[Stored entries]
──────────

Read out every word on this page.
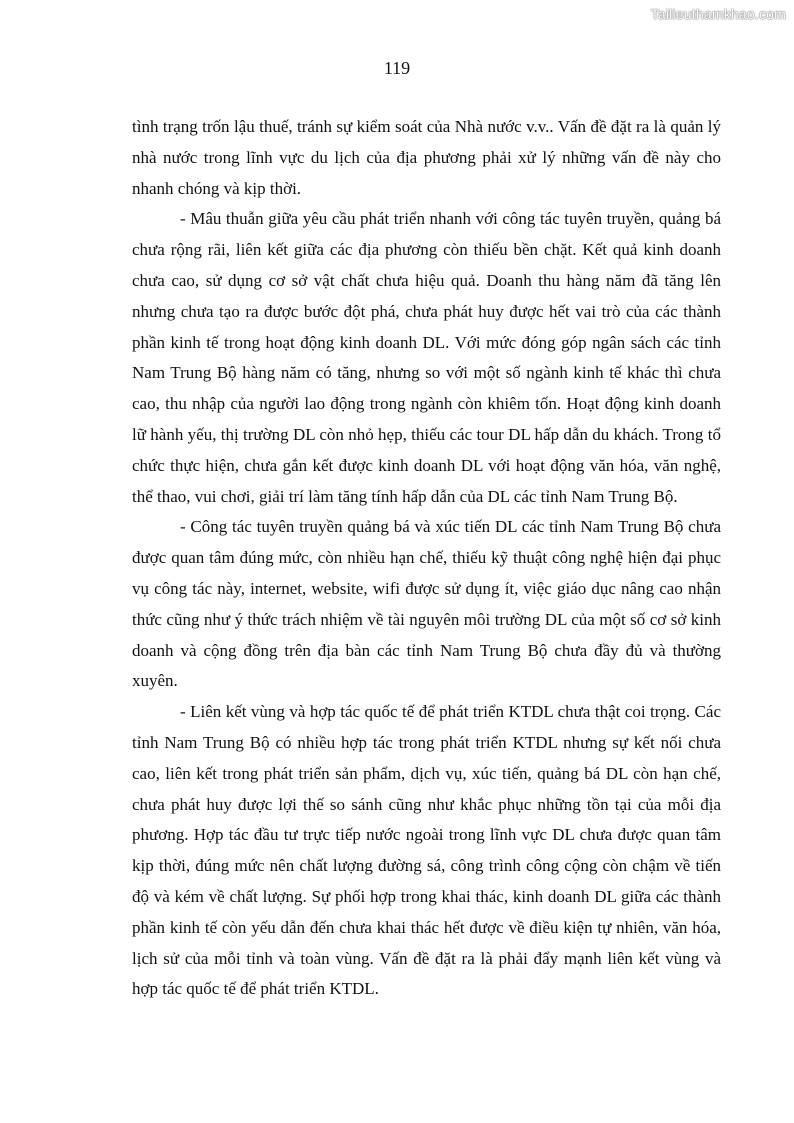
Tailieuthamkhao.com
119

tình trạng trốn lậu thuế, tránh sự kiểm soát của Nhà nước v.v.. Vấn đề đặt ra là quản lý nhà nước trong lĩnh vực du lịch của địa phương phải xử lý những vấn đề này cho nhanh chóng và kịp thời.

- Mâu thuẫn giữa yêu cầu phát triển nhanh với công tác tuyên truyền, quảng bá chưa rộng rãi, liên kết giữa các địa phương còn thiếu bền chặt. Kết quả kinh doanh chưa cao, sử dụng cơ sở vật chất chưa hiệu quả. Doanh thu hàng năm đã tăng lên nhưng chưa tạo ra được bước đột phá, chưa phát huy được hết vai trò của các thành phần kinh tế trong hoạt động kinh doanh DL. Với mức đóng góp ngân sách các tỉnh Nam Trung Bộ hàng năm có tăng, nhưng so với một số ngành kinh tế khác thì chưa cao, thu nhập của người lao động trong ngành còn khiêm tốn. Hoạt động kinh doanh lữ hành yếu, thị trường DL còn nhỏ hẹp, thiếu các tour DL hấp dẫn du khách. Trong tổ chức thực hiện, chưa gắn kết được kinh doanh DL với hoạt động văn hóa, văn nghệ, thể thao, vui chơi, giải trí làm tăng tính hấp dẫn của DL các tỉnh Nam Trung Bộ.

- Công tác tuyên truyền quảng bá và xúc tiến DL các tỉnh Nam Trung Bộ chưa được quan tâm đúng mức, còn nhiều hạn chế, thiếu kỹ thuật công nghệ hiện đại phục vụ công tác này, internet, website, wifi được sử dụng ít, việc giáo dục nâng cao nhận thức cũng như ý thức trách nhiệm về tài nguyên môi trường DL của một số cơ sở kinh doanh và cộng đồng trên địa bàn các tỉnh Nam Trung Bộ chưa đầy đủ và thường xuyên.

- Liên kết vùng và hợp tác quốc tế để phát triển KTDL chưa thật coi trọng. Các tỉnh Nam Trung Bộ có nhiều hợp tác trong phát triển KTDL nhưng sự kết nối chưa cao, liên kết trong phát triển sản phẩm, dịch vụ, xúc tiến, quảng bá DL còn hạn chế, chưa phát huy được lợi thế so sánh cũng như khắc phục những tồn tại của mỗi địa phương. Hợp tác đầu tư trực tiếp nước ngoài trong lĩnh vực DL chưa được quan tâm kịp thời, đúng mức nên chất lượng đường sá, công trình công cộng còn chậm về tiến độ và kém về chất lượng. Sự phối hợp trong khai thác, kinh doanh DL giữa các thành phần kinh tế còn yếu dẫn đến chưa khai thác hết được về điều kiện tự nhiên, văn hóa, lịch sử của mỗi tỉnh và toàn vùng. Vấn đề đặt ra là phải đẩy mạnh liên kết vùng và hợp tác quốc tế để phát triển KTDL.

──────────

§ PROBLEM REQUIREMENTS: Print the complete listing exactly as it stands, without its pictures.

§ OUTPUT FOR THIS EXERCISE:
Read out every word on this page.
Tailieuthamkhao.com
119

tình trạng trốn lậu thuế, tránh sự kiểm soát của Nhà nước v.v.. Vấn đề đặt ra là quản lý nhà nước trong lĩnh vực du lịch của địa phương phải xử lý những vấn đề này cho nhanh chóng và kịp thời.

- Mâu thuẫn giữa yêu cầu phát triển nhanh với công tác tuyên truyền, quảng bá chưa rộng rãi, liên kết giữa các địa phương còn thiếu bền chặt. Kết quả kinh doanh chưa cao, sử dụng cơ sở vật chất chưa hiệu quả. Doanh thu hàng năm đã tăng lên nhưng chưa tạo ra được bước đột phá, chưa phát huy được hết vai trò của các thành phần kinh tế trong hoạt động kinh doanh DL. Với mức đóng góp ngân sách các tỉnh Nam Trung Bộ hàng năm có tăng, nhưng so với một số ngành kinh tế khác thì chưa cao, thu nhập của người lao động trong ngành còn khiêm tốn. Hoạt động kinh doanh lữ hành yếu, thị trường DL còn nhỏ hẹp, thiếu các tour DL hấp dẫn du khách. Trong tổ chức thực hiện, chưa gắn kết được kinh doanh DL với hoạt động văn hóa, văn nghệ, thể thao, vui chơi, giải trí làm tăng tính hấp dẫn của DL các tỉnh Nam Trung Bộ.

- Công tác tuyên truyền quảng bá và xúc tiến DL các tỉnh Nam Trung Bộ chưa được quan tâm đúng mức, còn nhiều hạn chế, thiếu kỹ thuật công nghệ hiện đại phục vụ công tác này, internet, website, wifi được sử dụng ít, việc giáo dục nâng cao nhận thức cũng như ý thức trách nhiệm về tài nguyên môi trường DL của một số cơ sở kinh doanh và cộng đồng trên địa bàn các tỉnh Nam Trung Bộ chưa đầy đủ và thường xuyên.

- Liên kết vùng và hợp tác quốc tế để phát triển KTDL chưa thật coi trọng. Các tỉnh Nam Trung Bộ có nhiều hợp tác trong phát triển KTDL nhưng sự kết nối chưa cao, liên kết trong phát triển sản phẩm, dịch vụ, xúc tiến, quảng bá DL còn hạn chế, chưa phát huy được lợi thế so sánh cũng như khắc phục những tồn tại của mỗi địa phương. Hợp tác đầu tư trực tiếp nước ngoài trong lĩnh vực DL chưa được quan tâm kịp thời, đúng mức nên chất lượng đường sá, công trình công cộng còn chậm về tiến độ và kém về chất lượng. Sự phối hợp trong khai thác, kinh doanh DL giữa các thành phần kinh tế còn yếu dẫn đến chưa khai thác hết được về điều kiện tự nhiên, văn hóa, lịch sử của mỗi tỉnh và toàn vùng. Vấn đề đặt ra là phải đẩy mạnh liên kết vùng và hợp tác quốc tế để phát triển KTDL.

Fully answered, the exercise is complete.